## DESCRIPTION OF THE TASK
Count the lines containing "name". Give the number alone.

## DATA SHOWN

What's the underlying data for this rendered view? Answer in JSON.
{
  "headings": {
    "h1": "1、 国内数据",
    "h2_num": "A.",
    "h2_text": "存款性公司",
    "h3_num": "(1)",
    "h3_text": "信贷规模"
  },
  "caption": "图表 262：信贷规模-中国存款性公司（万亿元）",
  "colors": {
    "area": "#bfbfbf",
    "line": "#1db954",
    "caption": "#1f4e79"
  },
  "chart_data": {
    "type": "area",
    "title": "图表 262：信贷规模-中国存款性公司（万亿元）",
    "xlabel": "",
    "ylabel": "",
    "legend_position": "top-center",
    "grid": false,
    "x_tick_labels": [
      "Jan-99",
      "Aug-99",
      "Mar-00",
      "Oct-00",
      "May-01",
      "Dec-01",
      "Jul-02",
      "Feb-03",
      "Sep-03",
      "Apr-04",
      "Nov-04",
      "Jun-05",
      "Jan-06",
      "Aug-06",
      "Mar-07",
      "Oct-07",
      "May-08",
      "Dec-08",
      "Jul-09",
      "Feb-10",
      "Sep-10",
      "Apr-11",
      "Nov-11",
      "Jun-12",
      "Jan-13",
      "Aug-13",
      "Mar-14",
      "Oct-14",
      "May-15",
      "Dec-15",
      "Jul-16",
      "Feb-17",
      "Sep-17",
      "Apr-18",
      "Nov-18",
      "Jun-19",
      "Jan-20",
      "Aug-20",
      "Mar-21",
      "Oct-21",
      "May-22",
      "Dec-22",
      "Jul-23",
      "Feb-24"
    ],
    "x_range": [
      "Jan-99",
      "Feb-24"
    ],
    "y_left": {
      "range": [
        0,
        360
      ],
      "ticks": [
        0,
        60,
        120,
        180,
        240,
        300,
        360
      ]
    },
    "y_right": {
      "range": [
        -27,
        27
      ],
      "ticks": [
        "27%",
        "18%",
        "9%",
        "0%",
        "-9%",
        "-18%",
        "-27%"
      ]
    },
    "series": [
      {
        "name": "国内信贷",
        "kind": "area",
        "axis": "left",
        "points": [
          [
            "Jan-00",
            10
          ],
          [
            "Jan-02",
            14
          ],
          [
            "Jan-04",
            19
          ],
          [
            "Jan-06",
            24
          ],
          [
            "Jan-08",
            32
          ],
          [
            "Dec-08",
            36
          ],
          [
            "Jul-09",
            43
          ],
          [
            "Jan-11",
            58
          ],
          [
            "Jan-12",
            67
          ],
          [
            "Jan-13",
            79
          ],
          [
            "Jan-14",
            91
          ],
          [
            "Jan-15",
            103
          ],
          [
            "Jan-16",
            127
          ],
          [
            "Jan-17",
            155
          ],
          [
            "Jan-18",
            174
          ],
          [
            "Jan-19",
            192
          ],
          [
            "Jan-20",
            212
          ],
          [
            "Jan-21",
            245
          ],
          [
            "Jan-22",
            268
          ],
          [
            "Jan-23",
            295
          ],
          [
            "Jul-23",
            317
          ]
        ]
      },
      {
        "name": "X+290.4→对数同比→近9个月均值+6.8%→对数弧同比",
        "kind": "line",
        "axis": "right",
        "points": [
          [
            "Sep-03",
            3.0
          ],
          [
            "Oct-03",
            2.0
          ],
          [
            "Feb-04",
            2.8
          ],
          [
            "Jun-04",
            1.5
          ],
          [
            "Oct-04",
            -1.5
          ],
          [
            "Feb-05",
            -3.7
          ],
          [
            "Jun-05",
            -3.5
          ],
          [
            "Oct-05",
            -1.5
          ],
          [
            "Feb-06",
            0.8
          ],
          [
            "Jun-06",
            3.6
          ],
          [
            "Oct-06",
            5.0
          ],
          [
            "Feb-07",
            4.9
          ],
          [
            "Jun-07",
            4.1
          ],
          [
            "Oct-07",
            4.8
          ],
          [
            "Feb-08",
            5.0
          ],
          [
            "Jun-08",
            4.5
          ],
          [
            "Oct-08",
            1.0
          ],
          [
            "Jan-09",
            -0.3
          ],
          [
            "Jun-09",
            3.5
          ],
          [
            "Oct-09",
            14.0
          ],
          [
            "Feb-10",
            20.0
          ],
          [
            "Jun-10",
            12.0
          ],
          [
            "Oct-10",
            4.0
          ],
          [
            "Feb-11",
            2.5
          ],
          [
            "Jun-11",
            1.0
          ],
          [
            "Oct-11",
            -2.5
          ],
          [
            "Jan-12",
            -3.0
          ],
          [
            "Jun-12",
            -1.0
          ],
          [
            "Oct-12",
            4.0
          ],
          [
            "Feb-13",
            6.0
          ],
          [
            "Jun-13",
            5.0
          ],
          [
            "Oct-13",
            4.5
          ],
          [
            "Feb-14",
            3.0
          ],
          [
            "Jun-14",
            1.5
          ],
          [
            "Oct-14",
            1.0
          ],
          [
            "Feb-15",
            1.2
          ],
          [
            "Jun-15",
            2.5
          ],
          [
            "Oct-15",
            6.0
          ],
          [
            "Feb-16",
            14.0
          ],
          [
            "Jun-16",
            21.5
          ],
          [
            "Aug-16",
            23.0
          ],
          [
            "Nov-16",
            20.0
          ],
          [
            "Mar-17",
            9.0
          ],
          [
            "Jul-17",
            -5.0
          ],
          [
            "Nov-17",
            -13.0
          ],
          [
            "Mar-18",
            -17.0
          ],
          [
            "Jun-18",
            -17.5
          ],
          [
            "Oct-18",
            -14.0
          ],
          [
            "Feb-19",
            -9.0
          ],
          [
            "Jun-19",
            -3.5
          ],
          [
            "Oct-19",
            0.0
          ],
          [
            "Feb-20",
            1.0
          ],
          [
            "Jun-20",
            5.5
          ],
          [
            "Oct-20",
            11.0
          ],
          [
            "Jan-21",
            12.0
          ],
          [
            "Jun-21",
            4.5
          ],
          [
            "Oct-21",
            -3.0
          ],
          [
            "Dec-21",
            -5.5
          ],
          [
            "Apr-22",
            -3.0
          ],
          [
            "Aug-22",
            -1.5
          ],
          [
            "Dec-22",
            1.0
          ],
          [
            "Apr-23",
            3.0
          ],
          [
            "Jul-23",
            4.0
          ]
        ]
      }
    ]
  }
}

## ANSWER TO THE TASK
2